• **Problem to work on**
Your task is to output the entries below word for word.

⟨

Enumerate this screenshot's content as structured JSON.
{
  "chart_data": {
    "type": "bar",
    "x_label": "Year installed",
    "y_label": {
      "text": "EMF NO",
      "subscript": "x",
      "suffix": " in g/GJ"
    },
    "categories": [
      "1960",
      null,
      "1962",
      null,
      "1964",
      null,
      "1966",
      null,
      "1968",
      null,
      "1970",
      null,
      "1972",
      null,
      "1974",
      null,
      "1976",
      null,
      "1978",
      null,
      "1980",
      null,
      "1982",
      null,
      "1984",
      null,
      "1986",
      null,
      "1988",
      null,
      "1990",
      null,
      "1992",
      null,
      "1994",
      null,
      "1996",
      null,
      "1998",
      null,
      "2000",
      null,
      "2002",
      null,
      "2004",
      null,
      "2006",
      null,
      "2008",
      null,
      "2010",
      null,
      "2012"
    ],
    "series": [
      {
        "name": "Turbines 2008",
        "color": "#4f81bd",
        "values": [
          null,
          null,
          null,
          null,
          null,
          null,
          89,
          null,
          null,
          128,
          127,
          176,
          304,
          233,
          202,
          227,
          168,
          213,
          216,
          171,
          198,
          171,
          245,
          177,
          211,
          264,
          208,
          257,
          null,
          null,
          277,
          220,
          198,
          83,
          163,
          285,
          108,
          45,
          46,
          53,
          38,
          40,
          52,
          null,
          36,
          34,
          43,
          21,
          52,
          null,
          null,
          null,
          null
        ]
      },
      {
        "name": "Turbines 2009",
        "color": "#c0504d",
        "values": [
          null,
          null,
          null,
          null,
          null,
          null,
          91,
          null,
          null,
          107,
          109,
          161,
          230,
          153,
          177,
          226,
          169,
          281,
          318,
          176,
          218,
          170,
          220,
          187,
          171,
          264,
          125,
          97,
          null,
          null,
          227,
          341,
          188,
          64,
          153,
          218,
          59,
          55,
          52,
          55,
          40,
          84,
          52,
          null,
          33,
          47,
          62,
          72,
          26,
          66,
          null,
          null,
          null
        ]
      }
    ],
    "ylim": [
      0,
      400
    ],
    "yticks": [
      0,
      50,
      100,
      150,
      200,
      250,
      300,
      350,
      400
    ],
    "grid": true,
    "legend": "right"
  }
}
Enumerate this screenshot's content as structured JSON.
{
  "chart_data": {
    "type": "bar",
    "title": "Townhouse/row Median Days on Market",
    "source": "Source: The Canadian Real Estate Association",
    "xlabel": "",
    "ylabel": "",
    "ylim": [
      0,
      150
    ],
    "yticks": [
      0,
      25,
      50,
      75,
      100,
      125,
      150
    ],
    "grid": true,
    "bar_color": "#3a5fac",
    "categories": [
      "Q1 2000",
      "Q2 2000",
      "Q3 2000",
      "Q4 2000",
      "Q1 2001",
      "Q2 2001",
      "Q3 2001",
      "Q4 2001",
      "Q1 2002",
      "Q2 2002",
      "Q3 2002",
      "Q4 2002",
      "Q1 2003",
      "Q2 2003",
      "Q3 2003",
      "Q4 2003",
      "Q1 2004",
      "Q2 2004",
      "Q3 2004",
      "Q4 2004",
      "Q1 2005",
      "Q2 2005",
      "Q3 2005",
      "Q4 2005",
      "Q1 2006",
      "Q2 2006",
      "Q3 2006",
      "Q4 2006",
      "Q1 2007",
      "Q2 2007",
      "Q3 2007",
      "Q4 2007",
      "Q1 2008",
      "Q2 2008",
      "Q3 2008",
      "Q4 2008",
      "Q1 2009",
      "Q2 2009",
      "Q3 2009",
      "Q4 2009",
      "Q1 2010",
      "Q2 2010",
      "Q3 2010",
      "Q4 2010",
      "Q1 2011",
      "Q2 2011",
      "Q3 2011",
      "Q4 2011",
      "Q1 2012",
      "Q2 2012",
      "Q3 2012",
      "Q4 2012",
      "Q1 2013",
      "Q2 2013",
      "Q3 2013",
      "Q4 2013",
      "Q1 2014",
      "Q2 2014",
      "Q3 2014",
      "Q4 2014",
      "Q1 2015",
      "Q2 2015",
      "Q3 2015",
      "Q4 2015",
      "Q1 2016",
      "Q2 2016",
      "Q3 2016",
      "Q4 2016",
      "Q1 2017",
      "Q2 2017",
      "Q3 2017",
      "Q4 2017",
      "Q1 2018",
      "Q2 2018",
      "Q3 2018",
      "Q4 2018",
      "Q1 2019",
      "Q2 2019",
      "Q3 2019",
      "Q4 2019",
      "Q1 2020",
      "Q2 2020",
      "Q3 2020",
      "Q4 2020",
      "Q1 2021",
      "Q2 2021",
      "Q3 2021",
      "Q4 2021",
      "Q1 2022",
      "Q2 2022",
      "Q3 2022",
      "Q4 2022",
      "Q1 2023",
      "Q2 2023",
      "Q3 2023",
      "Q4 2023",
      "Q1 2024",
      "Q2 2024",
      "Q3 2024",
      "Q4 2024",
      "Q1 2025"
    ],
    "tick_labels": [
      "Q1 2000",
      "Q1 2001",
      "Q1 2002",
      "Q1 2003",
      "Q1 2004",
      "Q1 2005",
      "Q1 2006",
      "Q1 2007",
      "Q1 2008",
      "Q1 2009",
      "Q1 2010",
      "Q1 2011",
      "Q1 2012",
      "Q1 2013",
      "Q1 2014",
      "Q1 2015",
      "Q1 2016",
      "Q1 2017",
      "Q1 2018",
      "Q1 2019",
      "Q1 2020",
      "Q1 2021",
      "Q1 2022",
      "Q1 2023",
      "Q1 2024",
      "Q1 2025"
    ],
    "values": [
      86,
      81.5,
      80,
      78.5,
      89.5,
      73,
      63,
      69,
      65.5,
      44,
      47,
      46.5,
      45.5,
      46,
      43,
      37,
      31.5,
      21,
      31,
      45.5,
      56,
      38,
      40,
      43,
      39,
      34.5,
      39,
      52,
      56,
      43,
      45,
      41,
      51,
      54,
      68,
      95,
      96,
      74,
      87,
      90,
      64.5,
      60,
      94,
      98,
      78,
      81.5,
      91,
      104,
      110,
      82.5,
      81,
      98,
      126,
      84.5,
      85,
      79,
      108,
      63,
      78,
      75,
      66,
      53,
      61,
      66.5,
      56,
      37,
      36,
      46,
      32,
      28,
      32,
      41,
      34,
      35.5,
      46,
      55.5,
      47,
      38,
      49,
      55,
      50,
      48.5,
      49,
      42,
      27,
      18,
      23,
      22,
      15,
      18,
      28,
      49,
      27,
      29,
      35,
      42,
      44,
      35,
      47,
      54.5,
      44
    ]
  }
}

⟩

• **Response below**
Enumerate this screenshot's content as structured JSON.
{
  "chart_data": {
    "type": "bar",
    "x_label": "Year installed",
    "y_label": {
      "text": "EMF NO",
      "subscript": "x",
      "suffix": " in g/GJ"
    },
    "categories": [
      "1960",
      null,
      "1962",
      null,
      "1964",
      null,
      "1966",
      null,
      "1968",
      null,
      "1970",
      null,
      "1972",
      null,
      "1974",
      null,
      "1976",
      null,
      "1978",
      null,
      "1980",
      null,
      "1982",
      null,
      "1984",
      null,
      "1986",
      null,
      "1988",
      null,
      "1990",
      null,
      "1992",
      null,
      "1994",
      null,
      "1996",
      null,
      "1998",
      null,
      "2000",
      null,
      "2002",
      null,
      "2004",
      null,
      "2006",
      null,
      "2008",
      null,
      "2010",
      null,
      "2012"
    ],
    "series": [
      {
        "name": "Turbines 2008",
        "color": "#4f81bd",
        "values": [
          null,
          null,
          null,
          null,
          null,
          null,
          89,
          null,
          null,
          128,
          127,
          176,
          304,
          233,
          202,
          227,
          168,
          213,
          216,
          171,
          198,
          171,
          245,
          177,
          211,
          264,
          208,
          257,
          null,
          null,
          277,
          220,
          198,
          83,
          163,
          285,
          108,
          45,
          46,
          53,
          38,
          40,
          52,
          null,
          36,
          34,
          43,
          21,
          52,
          null,
          null,
          null,
          null
        ]
      },
      {
        "name": "Turbines 2009",
        "color": "#c0504d",
        "values": [
          null,
          null,
          null,
          null,
          null,
          null,
          91,
          null,
          null,
          107,
          109,
          161,
          230,
          153,
          177,
          226,
          169,
          281,
          318,
          176,
          218,
          170,
          220,
          187,
          171,
          264,
          125,
          97,
          null,
          null,
          227,
          341,
          188,
          64,
          153,
          218,
          59,
          55,
          52,
          55,
          40,
          84,
          52,
          null,
          33,
          47,
          62,
          72,
          26,
          66,
          null,
          null,
          null
        ]
      }
    ],
    "ylim": [
      0,
      400
    ],
    "yticks": [
      0,
      50,
      100,
      150,
      200,
      250,
      300,
      350,
      400
    ],
    "grid": true,
    "legend": "right"
  }
}
Enumerate this screenshot's content as structured JSON.
{
  "chart_data": {
    "type": "bar",
    "title": "Townhouse/row Median Days on Market",
    "source": "Source: The Canadian Real Estate Association",
    "xlabel": "",
    "ylabel": "",
    "ylim": [
      0,
      150
    ],
    "yticks": [
      0,
      25,
      50,
      75,
      100,
      125,
      150
    ],
    "grid": true,
    "bar_color": "#3a5fac",
    "categories": [
      "Q1 2000",
      "Q2 2000",
      "Q3 2000",
      "Q4 2000",
      "Q1 2001",
      "Q2 2001",
      "Q3 2001",
      "Q4 2001",
      "Q1 2002",
      "Q2 2002",
      "Q3 2002",
      "Q4 2002",
      "Q1 2003",
      "Q2 2003",
      "Q3 2003",
      "Q4 2003",
      "Q1 2004",
      "Q2 2004",
      "Q3 2004",
      "Q4 2004",
      "Q1 2005",
      "Q2 2005",
      "Q3 2005",
      "Q4 2005",
      "Q1 2006",
      "Q2 2006",
      "Q3 2006",
      "Q4 2006",
      "Q1 2007",
      "Q2 2007",
      "Q3 2007",
      "Q4 2007",
      "Q1 2008",
      "Q2 2008",
      "Q3 2008",
      "Q4 2008",
      "Q1 2009",
      "Q2 2009",
      "Q3 2009",
      "Q4 2009",
      "Q1 2010",
      "Q2 2010",
      "Q3 2010",
      "Q4 2010",
      "Q1 2011",
      "Q2 2011",
      "Q3 2011",
      "Q4 2011",
      "Q1 2012",
      "Q2 2012",
      "Q3 2012",
      "Q4 2012",
      "Q1 2013",
      "Q2 2013",
      "Q3 2013",
      "Q4 2013",
      "Q1 2014",
      "Q2 2014",
      "Q3 2014",
      "Q4 2014",
      "Q1 2015",
      "Q2 2015",
      "Q3 2015",
      "Q4 2015",
      "Q1 2016",
      "Q2 2016",
      "Q3 2016",
      "Q4 2016",
      "Q1 2017",
      "Q2 2017",
      "Q3 2017",
      "Q4 2017",
      "Q1 2018",
      "Q2 2018",
      "Q3 2018",
      "Q4 2018",
      "Q1 2019",
      "Q2 2019",
      "Q3 2019",
      "Q4 2019",
      "Q1 2020",
      "Q2 2020",
      "Q3 2020",
      "Q4 2020",
      "Q1 2021",
      "Q2 2021",
      "Q3 2021",
      "Q4 2021",
      "Q1 2022",
      "Q2 2022",
      "Q3 2022",
      "Q4 2022",
      "Q1 2023",
      "Q2 2023",
      "Q3 2023",
      "Q4 2023",
      "Q1 2024",
      "Q2 2024",
      "Q3 2024",
      "Q4 2024",
      "Q1 2025"
    ],
    "tick_labels": [
      "Q1 2000",
      "Q1 2001",
      "Q1 2002",
      "Q1 2003",
      "Q1 2004",
      "Q1 2005",
      "Q1 2006",
      "Q1 2007",
      "Q1 2008",
      "Q1 2009",
      "Q1 2010",
      "Q1 2011",
      "Q1 2012",
      "Q1 2013",
      "Q1 2014",
      "Q1 2015",
      "Q1 2016",
      "Q1 2017",
      "Q1 2018",
      "Q1 2019",
      "Q1 2020",
      "Q1 2021",
      "Q1 2022",
      "Q1 2023",
      "Q1 2024",
      "Q1 2025"
    ],
    "values": [
      86,
      81.5,
      80,
      78.5,
      89.5,
      73,
      63,
      69,
      65.5,
      44,
      47,
      46.5,
      45.5,
      46,
      43,
      37,
      31.5,
      21,
      31,
      45.5,
      56,
      38,
      40,
      43,
      39,
      34.5,
      39,
      52,
      56,
      43,
      45,
      41,
      51,
      54,
      68,
      95,
      96,
      74,
      87,
      90,
      64.5,
      60,
      94,
      98,
      78,
      81.5,
      91,
      104,
      110,
      82.5,
      81,
      98,
      126,
      84.5,
      85,
      79,
      108,
      63,
      78,
      75,
      66,
      53,
      61,
      66.5,
      56,
      37,
      36,
      46,
      32,
      28,
      32,
      41,
      34,
      35.5,
      46,
      55.5,
      47,
      38,
      49,
      55,
      50,
      48.5,
      49,
      42,
      27,
      18,
      23,
      22,
      15,
      18,
      28,
      49,
      27,
      29,
      35,
      42,
      44,
      35,
      47,
      54.5,
      44
    ]
  }
}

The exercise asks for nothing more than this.